__Challenge__
Write every line of the material out exactly as shown.

Figure dataset records:
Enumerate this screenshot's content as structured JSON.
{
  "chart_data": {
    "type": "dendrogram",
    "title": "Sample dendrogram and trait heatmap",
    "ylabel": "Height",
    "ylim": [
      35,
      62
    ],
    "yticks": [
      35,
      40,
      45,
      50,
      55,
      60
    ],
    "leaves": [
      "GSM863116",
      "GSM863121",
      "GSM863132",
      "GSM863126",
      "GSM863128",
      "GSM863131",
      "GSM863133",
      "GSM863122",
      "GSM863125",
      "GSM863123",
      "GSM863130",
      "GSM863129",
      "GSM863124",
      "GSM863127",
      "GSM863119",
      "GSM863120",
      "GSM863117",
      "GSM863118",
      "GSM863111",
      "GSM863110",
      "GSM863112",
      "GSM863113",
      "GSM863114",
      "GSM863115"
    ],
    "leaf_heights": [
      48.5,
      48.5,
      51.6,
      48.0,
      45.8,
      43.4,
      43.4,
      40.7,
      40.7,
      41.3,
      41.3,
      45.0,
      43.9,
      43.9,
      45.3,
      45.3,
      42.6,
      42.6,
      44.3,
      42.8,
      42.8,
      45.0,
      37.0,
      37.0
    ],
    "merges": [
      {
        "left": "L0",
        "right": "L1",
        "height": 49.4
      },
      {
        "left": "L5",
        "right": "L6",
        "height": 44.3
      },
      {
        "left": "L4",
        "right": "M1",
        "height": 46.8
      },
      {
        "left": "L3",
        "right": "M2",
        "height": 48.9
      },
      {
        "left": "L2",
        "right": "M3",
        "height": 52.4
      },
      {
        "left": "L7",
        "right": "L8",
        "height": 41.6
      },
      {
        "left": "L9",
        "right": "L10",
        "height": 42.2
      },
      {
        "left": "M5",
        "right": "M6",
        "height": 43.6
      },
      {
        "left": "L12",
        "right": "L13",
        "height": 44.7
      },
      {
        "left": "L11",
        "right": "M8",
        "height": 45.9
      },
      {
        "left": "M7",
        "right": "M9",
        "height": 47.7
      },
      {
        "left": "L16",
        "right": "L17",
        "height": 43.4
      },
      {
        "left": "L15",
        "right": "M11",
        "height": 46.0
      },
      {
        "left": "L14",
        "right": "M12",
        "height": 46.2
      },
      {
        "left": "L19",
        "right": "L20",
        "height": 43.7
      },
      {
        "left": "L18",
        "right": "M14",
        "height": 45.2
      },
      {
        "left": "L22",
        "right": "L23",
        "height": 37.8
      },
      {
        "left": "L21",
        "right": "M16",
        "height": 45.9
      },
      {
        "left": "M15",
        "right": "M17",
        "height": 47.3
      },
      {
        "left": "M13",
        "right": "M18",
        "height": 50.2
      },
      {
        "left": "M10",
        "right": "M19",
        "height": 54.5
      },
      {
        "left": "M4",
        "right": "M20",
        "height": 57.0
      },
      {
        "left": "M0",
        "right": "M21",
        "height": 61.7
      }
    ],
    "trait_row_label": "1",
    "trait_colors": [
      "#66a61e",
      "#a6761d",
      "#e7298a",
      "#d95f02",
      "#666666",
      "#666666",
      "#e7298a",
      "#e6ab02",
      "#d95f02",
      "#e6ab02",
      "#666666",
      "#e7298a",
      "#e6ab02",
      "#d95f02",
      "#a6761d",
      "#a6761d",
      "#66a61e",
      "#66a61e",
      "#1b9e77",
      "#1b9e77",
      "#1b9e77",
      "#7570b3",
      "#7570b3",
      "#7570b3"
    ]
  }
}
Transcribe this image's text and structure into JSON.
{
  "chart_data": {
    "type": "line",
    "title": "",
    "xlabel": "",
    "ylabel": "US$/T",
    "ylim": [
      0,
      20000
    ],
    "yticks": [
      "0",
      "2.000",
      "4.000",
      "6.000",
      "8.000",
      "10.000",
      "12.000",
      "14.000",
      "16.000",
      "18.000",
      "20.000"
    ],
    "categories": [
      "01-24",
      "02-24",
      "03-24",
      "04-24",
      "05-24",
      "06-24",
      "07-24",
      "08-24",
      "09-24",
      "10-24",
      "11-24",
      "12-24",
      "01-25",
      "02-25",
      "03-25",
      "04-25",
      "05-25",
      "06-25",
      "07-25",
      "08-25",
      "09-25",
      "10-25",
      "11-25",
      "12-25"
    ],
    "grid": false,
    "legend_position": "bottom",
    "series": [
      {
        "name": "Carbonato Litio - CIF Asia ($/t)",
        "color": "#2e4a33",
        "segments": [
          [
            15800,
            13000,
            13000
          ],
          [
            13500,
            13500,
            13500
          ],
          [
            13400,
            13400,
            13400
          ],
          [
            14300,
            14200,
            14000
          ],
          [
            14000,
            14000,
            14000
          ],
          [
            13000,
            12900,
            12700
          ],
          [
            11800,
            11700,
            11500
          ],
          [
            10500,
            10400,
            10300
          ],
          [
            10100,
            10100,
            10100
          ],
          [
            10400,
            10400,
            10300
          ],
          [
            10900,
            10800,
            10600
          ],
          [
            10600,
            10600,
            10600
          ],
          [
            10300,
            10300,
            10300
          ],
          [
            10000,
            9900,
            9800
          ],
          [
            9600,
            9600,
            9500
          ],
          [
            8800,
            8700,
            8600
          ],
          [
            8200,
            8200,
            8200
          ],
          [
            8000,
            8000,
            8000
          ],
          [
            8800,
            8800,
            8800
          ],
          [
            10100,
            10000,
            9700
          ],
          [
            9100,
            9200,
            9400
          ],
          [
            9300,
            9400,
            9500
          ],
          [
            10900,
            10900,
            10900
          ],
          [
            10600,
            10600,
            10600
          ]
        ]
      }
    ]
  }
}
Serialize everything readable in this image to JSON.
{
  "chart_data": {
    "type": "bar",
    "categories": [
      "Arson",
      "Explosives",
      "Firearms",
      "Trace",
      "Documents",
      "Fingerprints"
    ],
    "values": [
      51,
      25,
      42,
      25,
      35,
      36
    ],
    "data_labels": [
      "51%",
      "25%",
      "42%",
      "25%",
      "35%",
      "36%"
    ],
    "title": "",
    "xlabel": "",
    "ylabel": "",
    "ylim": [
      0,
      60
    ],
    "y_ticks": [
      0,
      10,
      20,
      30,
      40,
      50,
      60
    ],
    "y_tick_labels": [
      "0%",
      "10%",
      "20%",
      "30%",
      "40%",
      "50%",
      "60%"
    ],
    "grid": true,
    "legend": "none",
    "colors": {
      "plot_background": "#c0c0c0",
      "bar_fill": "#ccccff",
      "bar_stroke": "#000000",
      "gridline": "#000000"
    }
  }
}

__Task answer__
Enumerate this screenshot's content as structured JSON.
{
  "chart_data": {
    "type": "dendrogram",
    "title": "Sample dendrogram and trait heatmap",
    "ylabel": "Height",
    "ylim": [
      35,
      62
    ],
    "yticks": [
      35,
      40,
      45,
      50,
      55,
      60
    ],
    "leaves": [
      "GSM863116",
      "GSM863121",
      "GSM863132",
      "GSM863126",
      "GSM863128",
      "GSM863131",
      "GSM863133",
      "GSM863122",
      "GSM863125",
      "GSM863123",
      "GSM863130",
      "GSM863129",
      "GSM863124",
      "GSM863127",
      "GSM863119",
      "GSM863120",
      "GSM863117",
      "GSM863118",
      "GSM863111",
      "GSM863110",
      "GSM863112",
      "GSM863113",
      "GSM863114",
      "GSM863115"
    ],
    "leaf_heights": [
      48.5,
      48.5,
      51.6,
      48.0,
      45.8,
      43.4,
      43.4,
      40.7,
      40.7,
      41.3,
      41.3,
      45.0,
      43.9,
      43.9,
      45.3,
      45.3,
      42.6,
      42.6,
      44.3,
      42.8,
      42.8,
      45.0,
      37.0,
      37.0
    ],
    "merges": [
      {
        "left": "L0",
        "right": "L1",
        "height": 49.4
      },
      {
        "left": "L5",
        "right": "L6",
        "height": 44.3
      },
      {
        "left": "L4",
        "right": "M1",
        "height": 46.8
      },
      {
        "left": "L3",
        "right": "M2",
        "height": 48.9
      },
      {
        "left": "L2",
        "right": "M3",
        "height": 52.4
      },
      {
        "left": "L7",
        "right": "L8",
        "height": 41.6
      },
      {
        "left": "L9",
        "right": "L10",
        "height": 42.2
      },
      {
        "left": "M5",
        "right": "M6",
        "height": 43.6
      },
      {
        "left": "L12",
        "right": "L13",
        "height": 44.7
      },
      {
        "left": "L11",
        "right": "M8",
        "height": 45.9
      },
      {
        "left": "M7",
        "right": "M9",
        "height": 47.7
      },
      {
        "left": "L16",
        "right": "L17",
        "height": 43.4
      },
      {
        "left": "L15",
        "right": "M11",
        "height": 46.0
      },
      {
        "left": "L14",
        "right": "M12",
        "height": 46.2
      },
      {
        "left": "L19",
        "right": "L20",
        "height": 43.7
      },
      {
        "left": "L18",
        "right": "M14",
        "height": 45.2
      },
      {
        "left": "L22",
        "right": "L23",
        "height": 37.8
      },
      {
        "left": "L21",
        "right": "M16",
        "height": 45.9
      },
      {
        "left": "M15",
        "right": "M17",
        "height": 47.3
      },
      {
        "left": "M13",
        "right": "M18",
        "height": 50.2
      },
      {
        "left": "M10",
        "right": "M19",
        "height": 54.5
      },
      {
        "left": "M4",
        "right": "M20",
        "height": 57.0
      },
      {
        "left": "M0",
        "right": "M21",
        "height": 61.7
      }
    ],
    "trait_row_label": "1",
    "trait_colors": [
      "#66a61e",
      "#a6761d",
      "#e7298a",
      "#d95f02",
      "#666666",
      "#666666",
      "#e7298a",
      "#e6ab02",
      "#d95f02",
      "#e6ab02",
      "#666666",
      "#e7298a",
      "#e6ab02",
      "#d95f02",
      "#a6761d",
      "#a6761d",
      "#66a61e",
      "#66a61e",
      "#1b9e77",
      "#1b9e77",
      "#1b9e77",
      "#7570b3",
      "#7570b3",
      "#7570b3"
    ]
  }
}
Transcribe this image's text and structure into JSON.
{
  "chart_data": {
    "type": "line",
    "title": "",
    "xlabel": "",
    "ylabel": "US$/T",
    "ylim": [
      0,
      20000
    ],
    "yticks": [
      "0",
      "2.000",
      "4.000",
      "6.000",
      "8.000",
      "10.000",
      "12.000",
      "14.000",
      "16.000",
      "18.000",
      "20.000"
    ],
    "categories": [
      "01-24",
      "02-24",
      "03-24",
      "04-24",
      "05-24",
      "06-24",
      "07-24",
      "08-24",
      "09-24",
      "10-24",
      "11-24",
      "12-24",
      "01-25",
      "02-25",
      "03-25",
      "04-25",
      "05-25",
      "06-25",
      "07-25",
      "08-25",
      "09-25",
      "10-25",
      "11-25",
      "12-25"
    ],
    "grid": false,
    "legend_position": "bottom",
    "series": [
      {
        "name": "Carbonato Litio - CIF Asia ($/t)",
        "color": "#2e4a33",
        "segments": [
          [
            15800,
            13000,
            13000
          ],
          [
            13500,
            13500,
            13500
          ],
          [
            13400,
            13400,
            13400
          ],
          [
            14300,
            14200,
            14000
          ],
          [
            14000,
            14000,
            14000
          ],
          [
            13000,
            12900,
            12700
          ],
          [
            11800,
            11700,
            11500
          ],
          [
            10500,
            10400,
            10300
          ],
          [
            10100,
            10100,
            10100
          ],
          [
            10400,
            10400,
            10300
          ],
          [
            10900,
            10800,
            10600
          ],
          [
            10600,
            10600,
            10600
          ],
          [
            10300,
            10300,
            10300
          ],
          [
            10000,
            9900,
            9800
          ],
          [
            9600,
            9600,
            9500
          ],
          [
            8800,
            8700,
            8600
          ],
          [
            8200,
            8200,
            8200
          ],
          [
            8000,
            8000,
            8000
          ],
          [
            8800,
            8800,
            8800
          ],
          [
            10100,
            10000,
            9700
          ],
          [
            9100,
            9200,
            9400
          ],
          [
            9300,
            9400,
            9500
          ],
          [
            10900,
            10900,
            10900
          ],
          [
            10600,
            10600,
            10600
          ]
        ]
      }
    ]
  }
}
Serialize everything readable in this image to JSON.
{
  "chart_data": {
    "type": "bar",
    "categories": [
      "Arson",
      "Explosives",
      "Firearms",
      "Trace",
      "Documents",
      "Fingerprints"
    ],
    "values": [
      51,
      25,
      42,
      25,
      35,
      36
    ],
    "data_labels": [
      "51%",
      "25%",
      "42%",
      "25%",
      "35%",
      "36%"
    ],
    "title": "",
    "xlabel": "",
    "ylabel": "",
    "ylim": [
      0,
      60
    ],
    "y_ticks": [
      0,
      10,
      20,
      30,
      40,
      50,
      60
    ],
    "y_tick_labels": [
      "0%",
      "10%",
      "20%",
      "30%",
      "40%",
      "50%",
      "60%"
    ],
    "grid": true,
    "legend": "none",
    "colors": {
      "plot_background": "#c0c0c0",
      "bar_fill": "#ccccff",
      "bar_stroke": "#000000",
      "gridline": "#000000"
    }
  }
}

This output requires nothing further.